Among the entries below, find how many lines carry the word "content" and state only that figure.

**RECORDS FOR THE TASK**
========================================================================
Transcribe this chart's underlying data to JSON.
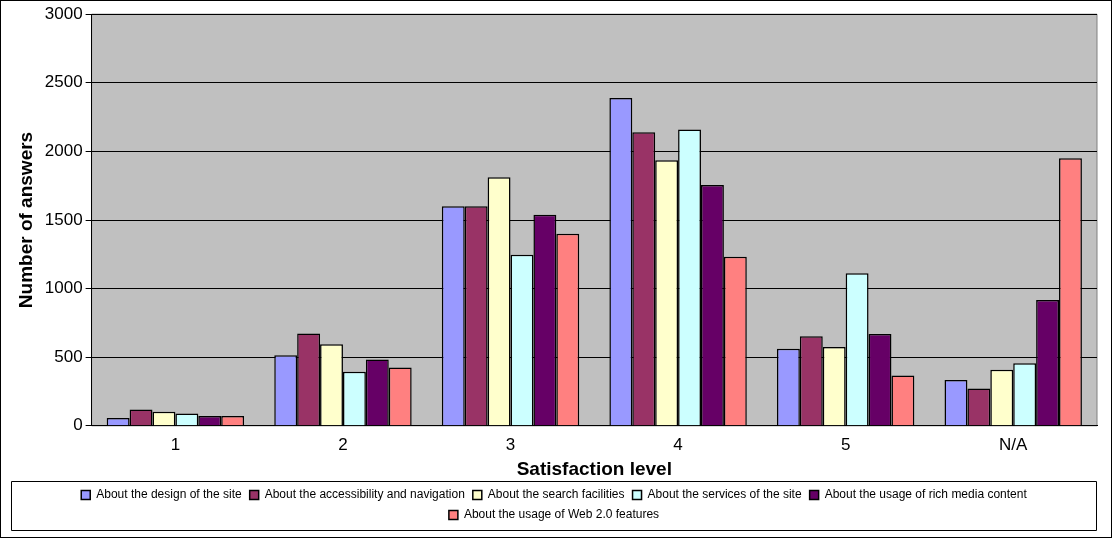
{
  "chart_data": {
    "type": "bar",
    "xlabel": "Satisfaction level",
    "ylabel": "Number of answers",
    "categories": [
      "1",
      "2",
      "3",
      "4",
      "5",
      "N/A"
    ],
    "series": [
      {
        "name": "About the design of the site",
        "color": "#9999ff",
        "values": [
          56,
          514,
          1600,
          2390,
          561,
          333
        ]
      },
      {
        "name": "About the accessibility and navigation",
        "color": "#993366",
        "values": [
          119,
          672,
          1600,
          2140,
          653,
          272
        ]
      },
      {
        "name": "About the search facilities",
        "color": "#ffffcc",
        "values": [
          103,
          594,
          1811,
          1936,
          575,
          408
        ]
      },
      {
        "name": "About the services of the site",
        "color": "#ccffff",
        "values": [
          89,
          394,
          1247,
          2160,
          1111,
          456
        ]
      },
      {
        "name": "About the usage of rich media content",
        "color": "#660066",
        "values": [
          72,
          483,
          1539,
          1756,
          669,
          917
        ]
      },
      {
        "name": "About the usage of Web 2.0 features",
        "color": "#ff8080",
        "values": [
          72,
          425,
          1400,
          1233,
          367,
          1950
        ]
      }
    ],
    "ylim": [
      0,
      3000
    ],
    "yticks": [
      0,
      500,
      1000,
      1500,
      2000,
      2500,
      3000
    ],
    "grid": "y",
    "legend": "bottom"
  }
}
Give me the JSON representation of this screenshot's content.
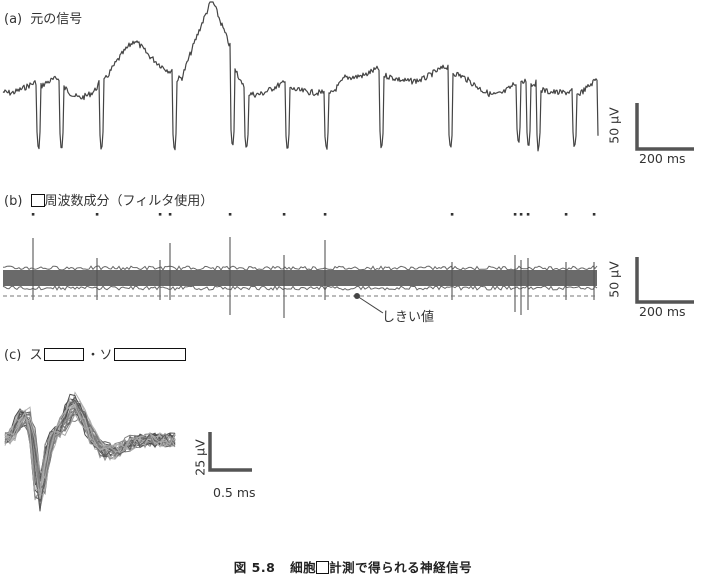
{
  "panels": {
    "a": {
      "label": "(a)",
      "title": "元の信号"
    },
    "b": {
      "label": "(b)",
      "title_suffix": "周波数成分（フィルタ使用）",
      "threshold_label": "しきい値"
    },
    "c": {
      "label": "(c)",
      "title_prefix": "ス",
      "title_middle": "・ソ"
    }
  },
  "scale_bars": {
    "a": {
      "vertical": "50 μV",
      "horizontal": "200 ms"
    },
    "b": {
      "vertical": "50 μV",
      "horizontal": "200 ms"
    },
    "c": {
      "vertical": "25 μV",
      "horizontal": "0.5 ms"
    }
  },
  "caption": {
    "figure_number": "図 5.8",
    "text_prefix": "細胞",
    "text_suffix": "計測で得られる神経信号"
  },
  "colors": {
    "trace": "#444444",
    "band": "#6a6a6a",
    "threshold": "#777777",
    "scale": "#555555"
  }
}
========================================================================
**REPLY TO THE TASK**
2